== Exercise task ==
Each line that holds the word "image" should be returned.

== Data to use ==

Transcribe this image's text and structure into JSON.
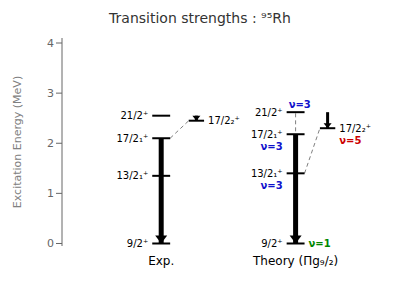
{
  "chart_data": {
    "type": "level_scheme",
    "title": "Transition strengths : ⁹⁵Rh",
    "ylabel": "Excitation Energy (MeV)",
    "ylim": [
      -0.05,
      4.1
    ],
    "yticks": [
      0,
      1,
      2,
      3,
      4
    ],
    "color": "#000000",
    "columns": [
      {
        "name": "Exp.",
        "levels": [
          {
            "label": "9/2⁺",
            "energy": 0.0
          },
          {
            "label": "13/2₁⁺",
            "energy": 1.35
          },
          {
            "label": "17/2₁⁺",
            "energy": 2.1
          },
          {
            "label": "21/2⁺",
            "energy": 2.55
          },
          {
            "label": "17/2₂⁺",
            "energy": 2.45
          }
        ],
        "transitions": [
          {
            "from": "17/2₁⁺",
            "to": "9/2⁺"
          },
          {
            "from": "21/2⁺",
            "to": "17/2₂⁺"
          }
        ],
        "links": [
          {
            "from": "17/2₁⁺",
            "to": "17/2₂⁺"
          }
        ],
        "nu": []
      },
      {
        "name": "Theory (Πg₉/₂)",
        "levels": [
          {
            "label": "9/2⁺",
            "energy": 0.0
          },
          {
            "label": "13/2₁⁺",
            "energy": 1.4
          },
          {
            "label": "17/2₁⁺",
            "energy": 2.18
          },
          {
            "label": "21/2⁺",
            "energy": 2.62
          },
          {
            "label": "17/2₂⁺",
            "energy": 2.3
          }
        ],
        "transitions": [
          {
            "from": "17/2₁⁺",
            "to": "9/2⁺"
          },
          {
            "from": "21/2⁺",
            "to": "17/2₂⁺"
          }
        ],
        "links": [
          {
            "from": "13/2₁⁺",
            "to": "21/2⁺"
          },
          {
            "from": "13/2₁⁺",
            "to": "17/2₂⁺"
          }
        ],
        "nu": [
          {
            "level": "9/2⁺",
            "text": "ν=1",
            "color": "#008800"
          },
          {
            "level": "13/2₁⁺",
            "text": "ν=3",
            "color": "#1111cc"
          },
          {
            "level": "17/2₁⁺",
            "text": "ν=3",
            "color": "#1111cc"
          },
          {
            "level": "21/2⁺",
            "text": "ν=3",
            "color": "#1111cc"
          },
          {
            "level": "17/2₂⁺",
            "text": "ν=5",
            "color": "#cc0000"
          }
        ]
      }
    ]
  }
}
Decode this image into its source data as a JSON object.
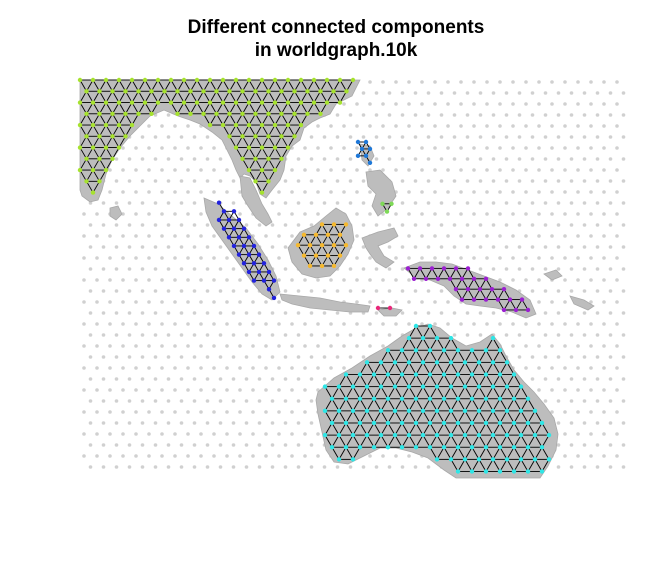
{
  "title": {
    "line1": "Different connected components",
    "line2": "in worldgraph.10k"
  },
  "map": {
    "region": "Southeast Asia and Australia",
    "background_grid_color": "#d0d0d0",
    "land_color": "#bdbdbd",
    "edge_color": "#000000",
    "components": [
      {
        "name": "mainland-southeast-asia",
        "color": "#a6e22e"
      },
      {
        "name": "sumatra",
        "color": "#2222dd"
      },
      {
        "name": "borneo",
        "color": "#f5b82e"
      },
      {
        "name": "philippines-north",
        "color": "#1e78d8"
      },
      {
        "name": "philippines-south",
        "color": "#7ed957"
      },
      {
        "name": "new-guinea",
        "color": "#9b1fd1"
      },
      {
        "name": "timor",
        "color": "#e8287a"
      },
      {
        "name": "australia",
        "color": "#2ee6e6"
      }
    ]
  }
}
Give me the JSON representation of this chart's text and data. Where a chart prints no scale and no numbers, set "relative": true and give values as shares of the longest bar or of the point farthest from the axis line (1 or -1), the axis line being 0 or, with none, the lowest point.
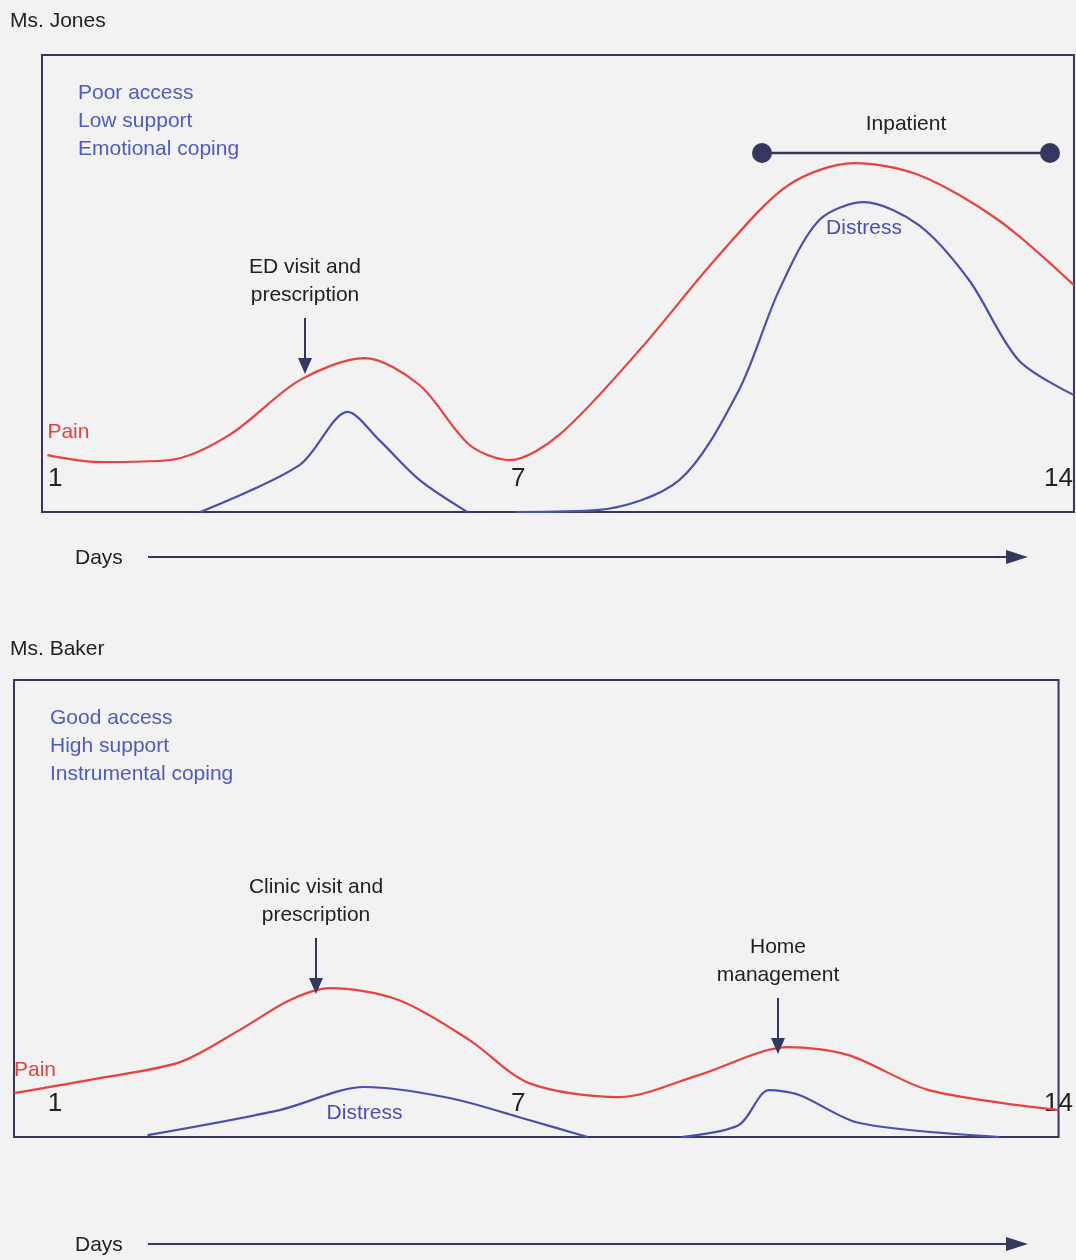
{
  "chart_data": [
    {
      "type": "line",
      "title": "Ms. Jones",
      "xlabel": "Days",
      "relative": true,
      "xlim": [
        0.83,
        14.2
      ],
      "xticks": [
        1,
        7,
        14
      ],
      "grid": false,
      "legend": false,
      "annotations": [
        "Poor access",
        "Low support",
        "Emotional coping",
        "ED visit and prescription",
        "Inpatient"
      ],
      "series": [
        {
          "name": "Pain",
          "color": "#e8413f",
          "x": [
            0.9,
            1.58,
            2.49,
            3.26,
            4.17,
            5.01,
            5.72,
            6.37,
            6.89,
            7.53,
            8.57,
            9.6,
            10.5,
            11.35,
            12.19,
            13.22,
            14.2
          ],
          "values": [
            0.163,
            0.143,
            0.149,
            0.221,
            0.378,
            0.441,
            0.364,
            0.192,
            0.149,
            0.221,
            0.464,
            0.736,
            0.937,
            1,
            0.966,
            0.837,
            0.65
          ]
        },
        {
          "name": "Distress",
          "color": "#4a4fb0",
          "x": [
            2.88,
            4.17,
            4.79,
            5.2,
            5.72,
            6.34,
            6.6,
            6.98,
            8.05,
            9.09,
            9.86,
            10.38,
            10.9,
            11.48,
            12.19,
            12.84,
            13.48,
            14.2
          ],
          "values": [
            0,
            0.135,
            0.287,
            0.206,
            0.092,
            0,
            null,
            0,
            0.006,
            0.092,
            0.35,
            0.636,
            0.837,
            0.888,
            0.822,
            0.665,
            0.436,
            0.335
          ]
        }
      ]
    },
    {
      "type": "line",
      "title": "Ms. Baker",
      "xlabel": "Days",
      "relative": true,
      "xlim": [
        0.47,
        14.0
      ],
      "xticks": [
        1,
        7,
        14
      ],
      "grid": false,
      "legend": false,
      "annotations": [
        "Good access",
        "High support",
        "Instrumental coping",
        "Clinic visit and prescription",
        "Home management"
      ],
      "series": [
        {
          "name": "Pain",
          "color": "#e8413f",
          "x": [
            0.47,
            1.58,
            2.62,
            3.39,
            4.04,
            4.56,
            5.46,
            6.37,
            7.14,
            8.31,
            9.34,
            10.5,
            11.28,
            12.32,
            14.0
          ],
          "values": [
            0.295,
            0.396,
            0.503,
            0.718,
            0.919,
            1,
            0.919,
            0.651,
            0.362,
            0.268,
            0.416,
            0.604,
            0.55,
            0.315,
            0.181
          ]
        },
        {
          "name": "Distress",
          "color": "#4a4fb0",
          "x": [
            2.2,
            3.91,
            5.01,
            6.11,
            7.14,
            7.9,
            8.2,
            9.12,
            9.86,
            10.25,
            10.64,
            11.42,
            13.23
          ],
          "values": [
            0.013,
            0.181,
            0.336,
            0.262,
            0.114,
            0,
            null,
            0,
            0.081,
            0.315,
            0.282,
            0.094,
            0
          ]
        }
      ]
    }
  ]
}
---
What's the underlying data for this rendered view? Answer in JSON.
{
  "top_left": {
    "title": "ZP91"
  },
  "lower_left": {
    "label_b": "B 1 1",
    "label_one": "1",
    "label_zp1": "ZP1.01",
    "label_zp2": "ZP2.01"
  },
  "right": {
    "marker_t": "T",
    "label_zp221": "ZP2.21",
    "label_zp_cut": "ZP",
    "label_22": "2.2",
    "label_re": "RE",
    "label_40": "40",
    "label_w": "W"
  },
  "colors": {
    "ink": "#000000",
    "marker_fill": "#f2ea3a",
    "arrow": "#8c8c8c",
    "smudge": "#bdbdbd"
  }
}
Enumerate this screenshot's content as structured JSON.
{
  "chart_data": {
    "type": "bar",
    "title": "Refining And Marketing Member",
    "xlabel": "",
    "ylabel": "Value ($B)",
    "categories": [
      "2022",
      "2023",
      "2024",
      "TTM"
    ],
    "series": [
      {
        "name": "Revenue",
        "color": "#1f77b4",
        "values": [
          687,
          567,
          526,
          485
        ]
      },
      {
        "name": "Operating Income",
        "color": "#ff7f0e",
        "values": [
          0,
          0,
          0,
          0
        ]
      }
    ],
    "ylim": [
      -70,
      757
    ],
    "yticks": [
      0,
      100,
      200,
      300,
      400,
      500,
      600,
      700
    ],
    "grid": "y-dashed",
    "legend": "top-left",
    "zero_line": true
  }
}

== Solution ==
Transcribe this image's text and structure into JSON.
Decode this image into its source data as a JSON object.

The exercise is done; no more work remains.